┌──

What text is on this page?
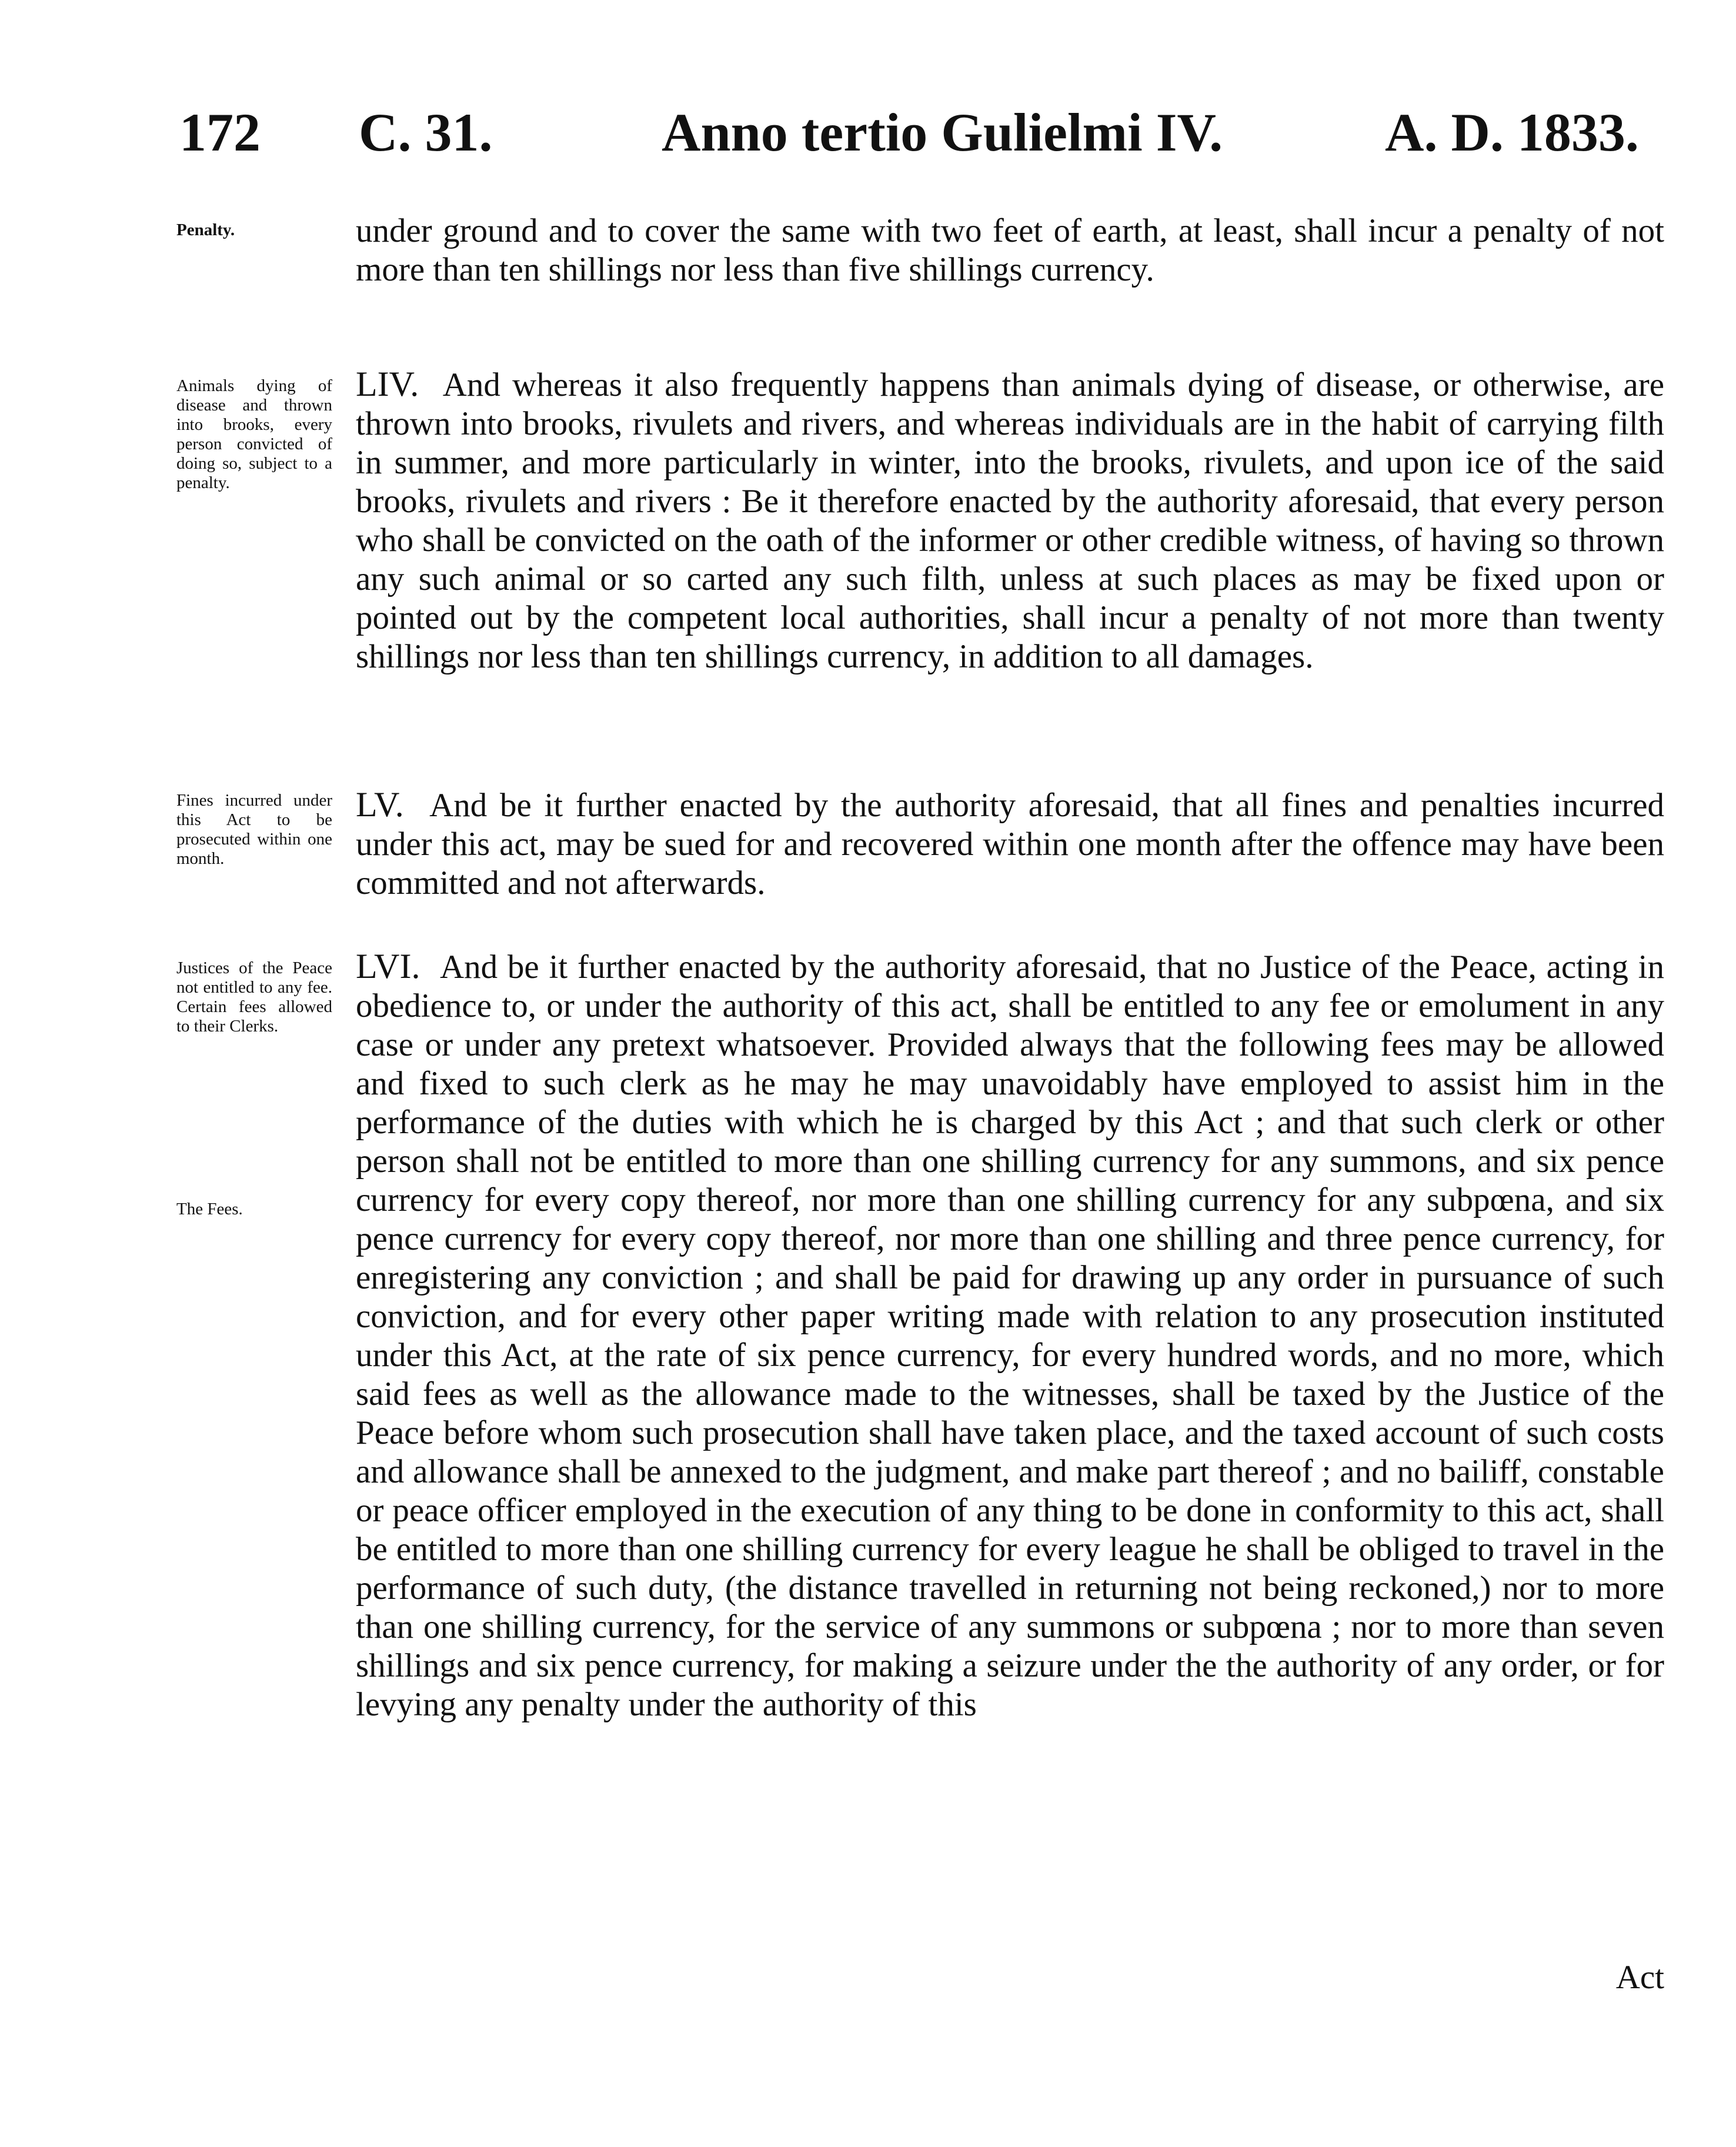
172 C. 31.	Anno tertio Gulielmi IV.	A. D. 1833.
Penalty.	under ground and to cover the same with two feet of earth, at least, shall incur a penalty of not more than ten shillings nor less than five shillings currency.

Animals dying of disease and thrown into brooks, every person convicted of doing so, subject to a penalty.

LIV. And whereas it also frequently happens than animals dying of disease, or otherwise, are thrown into brooks, rivulets and rivers, and whereas individuals are in the habit of carrying filth in summer, and more particularly in winter, into the brooks, rivulets, and upon ice of the said brooks, rivulets and rivers : Be it therefore enacted by the authority aforesaid, that every person who shall be convicted on the oath of the informer or other credible witness, of having so thrown any such animal or so carted any such filth, unless at such places as may be fixed upon or pointed out by the competent local authorities, shall incur a penalty of not more than twenty shillings nor less than ten shillings currency, in addition to all damages.

Fines incurred under this Act to be prosecuted within one month.

LV. And be it further enacted by the authority aforesaid, that all fines and penalties incurred under this act, may be sued for and recovered within one month after the offence may have been committed and not afterwards.

Justices of the Peace not entitled to any fee. Certain fees allowed to their Clerks.
The Fees.

LVI. And be it further enacted by the authority aforesaid, that no Justice of the Peace, acting in obedience to, or under the authority of this act, shall be entitled to any fee or emolument in any case or under any pretext whatsoever. Provided always that the following fees may be allowed and fixed to such clerk as he may he may unavoidably have employed to assist him in the performance of the duties with which he is charged by this Act ; and that such clerk or other person shall not be entitled to more than one shilling currency for any summons, and six pence currency for every copy thereof, nor more than one shilling currency for any subpœna, and six pence currency for every copy thereof, nor more than one shilling and three pence currency, for enregistering any conviction ; and shall be paid for drawing up any order in pursuance of such conviction, and for every other paper writing made with relation to any prosecution instituted under this Act, at the rate of six pence currency, for every hundred words, and no more, which said fees as well as the allowance made to the witnesses, shall be taxed by the Justice of the Peace before whom such prosecution shall have taken place, and the taxed account of such costs and allowance shall be annexed to the judgment, and make part thereof ; and no bailiff, constable or peace officer employed in the execution of any thing to be done in conformity to this act, shall be entitled to more than one shilling currency for every league he shall be obliged to travel in the performance of such duty, (the distance travelled in returning not being reckoned,) nor to more than one shilling currency, for the service of any summons or subpœna ; nor to more than seven shillings and six pence currency, for making a seizure under the the authority of any order, or for levying any penalty under the authority of this

Act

└──

• [INSTRUCTIONS FOR THE TASK] Pictures in the records above should not be copied. Repeat everything else exactly.

• [RESPONSE BELOW]
What text is on this page?
172 C. 31.	Anno tertio Gulielmi IV.	A. D. 1833.
Penalty.	under ground and to cover the same with two feet of earth, at least, shall incur a penalty of not more than ten shillings nor less than five shillings currency.

Animals dying of disease and thrown into brooks, every person convicted of doing so, subject to a penalty.

LIV. And whereas it also frequently happens than animals dying of disease, or otherwise, are thrown into brooks, rivulets and rivers, and whereas individuals are in the habit of carrying filth in summer, and more particularly in winter, into the brooks, rivulets, and upon ice of the said brooks, rivulets and rivers : Be it therefore enacted by the authority aforesaid, that every person who shall be convicted on the oath of the informer or other credible witness, of having so thrown any such animal or so carted any such filth, unless at such places as may be fixed upon or pointed out by the competent local authorities, shall incur a penalty of not more than twenty shillings nor less than ten shillings currency, in addition to all damages.

Fines incurred under this Act to be prosecuted within one month.

LV. And be it further enacted by the authority aforesaid, that all fines and penalties incurred under this act, may be sued for and recovered within one month after the offence may have been committed and not afterwards.

Justices of the Peace not entitled to any fee. Certain fees allowed to their Clerks.
The Fees.

LVI. And be it further enacted by the authority aforesaid, that no Justice of the Peace, acting in obedience to, or under the authority of this act, shall be entitled to any fee or emolument in any case or under any pretext whatsoever. Provided always that the following fees may be allowed and fixed to such clerk as he may he may unavoidably have employed to assist him in the performance of the duties with which he is charged by this Act ; and that such clerk or other person shall not be entitled to more than one shilling currency for any summons, and six pence currency for every copy thereof, nor more than one shilling currency for any subpœna, and six pence currency for every copy thereof, nor more than one shilling and three pence currency, for enregistering any conviction ; and shall be paid for drawing up any order in pursuance of such conviction, and for every other paper writing made with relation to any prosecution instituted under this Act, at the rate of six pence currency, for every hundred words, and no more, which said fees as well as the allowance made to the witnesses, shall be taxed by the Justice of the Peace before whom such prosecution shall have taken place, and the taxed account of such costs and allowance shall be annexed to the judgment, and make part thereof ; and no bailiff, constable or peace officer employed in the execution of any thing to be done in conformity to this act, shall be entitled to more than one shilling currency for every league he shall be obliged to travel in the performance of such duty, (the distance travelled in returning not being reckoned,) nor to more than one shilling currency, for the service of any summons or subpœna ; nor to more than seven shillings and six pence currency, for making a seizure under the the authority of any order, or for levying any penalty under the authority of this

Act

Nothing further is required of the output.